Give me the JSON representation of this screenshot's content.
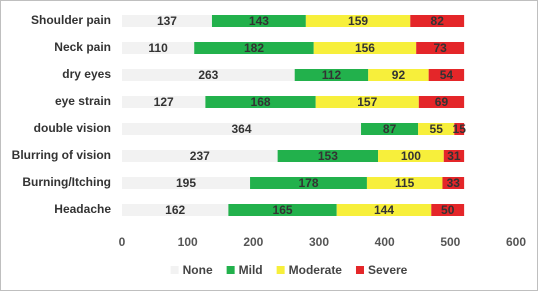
{
  "chart_data": {
    "type": "stacked_barh",
    "categories": [
      "Shoulder pain",
      "Neck pain",
      "dry eyes",
      "eye strain",
      "double vision",
      "Blurring of vision",
      "Burning/Itching",
      "Headache"
    ],
    "series": [
      {
        "name": "None",
        "color": "#f2f2f2",
        "values": [
          137,
          110,
          263,
          127,
          364,
          237,
          195,
          162
        ]
      },
      {
        "name": "Mild",
        "color": "#22b14c",
        "values": [
          143,
          182,
          112,
          168,
          87,
          153,
          178,
          165
        ]
      },
      {
        "name": "Moderate",
        "color": "#f7ef3b",
        "values": [
          159,
          156,
          92,
          157,
          55,
          100,
          115,
          144
        ]
      },
      {
        "name": "Severe",
        "color": "#e42629",
        "values": [
          82,
          73,
          54,
          69,
          15,
          31,
          33,
          50
        ]
      }
    ],
    "xlim": [
      0,
      600
    ],
    "xticks": [
      0,
      100,
      200,
      300,
      400,
      500,
      600
    ],
    "legend": "bottom"
  }
}
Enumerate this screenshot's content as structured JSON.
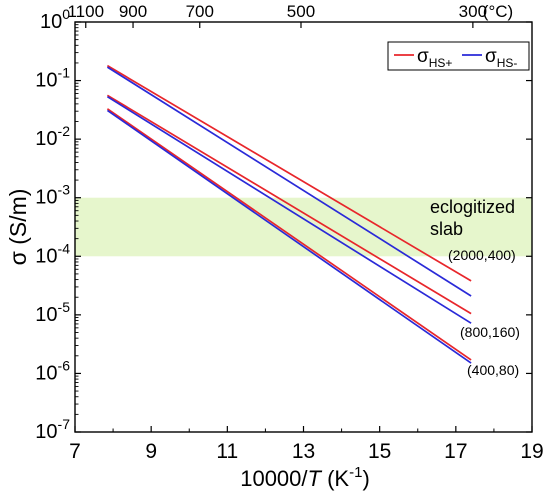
{
  "chart_data": {
    "type": "line",
    "xlabel": {
      "prefix": "10000/",
      "italic": "T",
      "suffix": " (K",
      "sup": "-1",
      "end": ")"
    },
    "ylabel": "σ (S/m)",
    "xlim": [
      7,
      19
    ],
    "x_ticks": [
      7,
      9,
      11,
      13,
      15,
      17,
      19
    ],
    "ylim_log10": [
      -7,
      0
    ],
    "y_ticks": [
      {
        "base": "10",
        "exp": "0"
      },
      {
        "base": "10",
        "exp": "-1"
      },
      {
        "base": "10",
        "exp": "-2"
      },
      {
        "base": "10",
        "exp": "-3"
      },
      {
        "base": "10",
        "exp": "-4"
      },
      {
        "base": "10",
        "exp": "-5"
      },
      {
        "base": "10",
        "exp": "-6"
      },
      {
        "base": "10",
        "exp": "-7"
      }
    ],
    "top_axis": {
      "ticks": [
        {
          "label": "1100",
          "celsius": 1100
        },
        {
          "label": "900",
          "celsius": 900
        },
        {
          "label": "700",
          "celsius": 700
        },
        {
          "label": "500",
          "celsius": 500
        },
        {
          "label": "300",
          "celsius": 300
        }
      ],
      "unit": "(°C)"
    },
    "band": {
      "label_line1": "eclogitized",
      "label_line2": "slab",
      "y_from": 0.0001,
      "y_to": 0.001,
      "color": "#e6f6cc"
    },
    "legend": {
      "position": "top-right",
      "items": [
        {
          "base": "σ",
          "sub": "HS+",
          "color": "#e8262b"
        },
        {
          "base": "σ",
          "sub": "HS-",
          "color": "#2a2ad8"
        }
      ]
    },
    "series": [
      {
        "group": "(2000,400)",
        "color": "#e8262b",
        "x": [
          7.85,
          17.4
        ],
        "y": [
          0.18,
          3.8e-05
        ]
      },
      {
        "group": "(2000,400)",
        "color": "#2a2ad8",
        "x": [
          7.85,
          17.4
        ],
        "y": [
          0.17,
          2.1e-05
        ]
      },
      {
        "group": "(800,160)",
        "color": "#e8262b",
        "x": [
          7.85,
          17.4
        ],
        "y": [
          0.056,
          1.05e-05
        ]
      },
      {
        "group": "(800,160)",
        "color": "#2a2ad8",
        "x": [
          7.85,
          17.4
        ],
        "y": [
          0.053,
          7.2e-06
        ]
      },
      {
        "group": "(400,80)",
        "color": "#e8262b",
        "x": [
          7.85,
          17.4
        ],
        "y": [
          0.033,
          1.7e-06
        ]
      },
      {
        "group": "(400,80)",
        "color": "#2a2ad8",
        "x": [
          7.85,
          17.4
        ],
        "y": [
          0.031,
          1.5e-06
        ]
      }
    ],
    "annotations": [
      "(2000,400)",
      "(800,160)",
      "(400,80)"
    ]
  }
}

BRIEF:
Gather all the lines that include the word "screenshot" and copy them out.

ANSWER TO THIS TASK:
Give me the JSON representation of this screenshot's content.
Enumerate this screenshot's content as structured JSON.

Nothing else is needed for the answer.